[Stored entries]
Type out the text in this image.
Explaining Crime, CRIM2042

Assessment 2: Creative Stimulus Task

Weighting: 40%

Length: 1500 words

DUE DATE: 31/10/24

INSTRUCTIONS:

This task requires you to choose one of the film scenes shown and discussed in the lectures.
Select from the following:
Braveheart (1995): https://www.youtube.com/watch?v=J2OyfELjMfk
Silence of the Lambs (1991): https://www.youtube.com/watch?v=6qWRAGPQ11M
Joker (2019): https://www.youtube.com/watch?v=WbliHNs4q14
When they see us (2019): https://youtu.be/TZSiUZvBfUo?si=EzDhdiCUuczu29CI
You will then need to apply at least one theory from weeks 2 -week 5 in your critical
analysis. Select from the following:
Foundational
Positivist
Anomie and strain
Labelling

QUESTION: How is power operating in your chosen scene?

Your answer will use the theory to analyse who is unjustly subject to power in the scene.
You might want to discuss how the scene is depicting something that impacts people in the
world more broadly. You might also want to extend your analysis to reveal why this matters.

◆ Exercise details:
Transcribe the whole listing with nothing added or left out.

◆ Answer to the task:
Type out the text in this image.
Explaining Crime, CRIM2042

Assessment 2: Creative Stimulus Task

Weighting: 40%

Length: 1500 words

DUE DATE: 31/10/24

INSTRUCTIONS:

This task requires you to choose one of the film scenes shown and discussed in the lectures.
Select from the following:
Braveheart (1995): https://www.youtube.com/watch?v=J2OyfELjMfk
Silence of the Lambs (1991): https://www.youtube.com/watch?v=6qWRAGPQ11M
Joker (2019): https://www.youtube.com/watch?v=WbliHNs4q14
When they see us (2019): https://youtu.be/TZSiUZvBfUo?si=EzDhdiCUuczu29CI
You will then need to apply at least one theory from weeks 2 -week 5 in your critical
analysis. Select from the following:
Foundational
Positivist
Anomie and strain
Labelling

QUESTION: How is power operating in your chosen scene?

Your answer will use the theory to analyse who is unjustly subject to power in the scene.
You might want to discuss how the scene is depicting something that impacts people in the
world more broadly. You might also want to extend your analysis to reveal why this matters.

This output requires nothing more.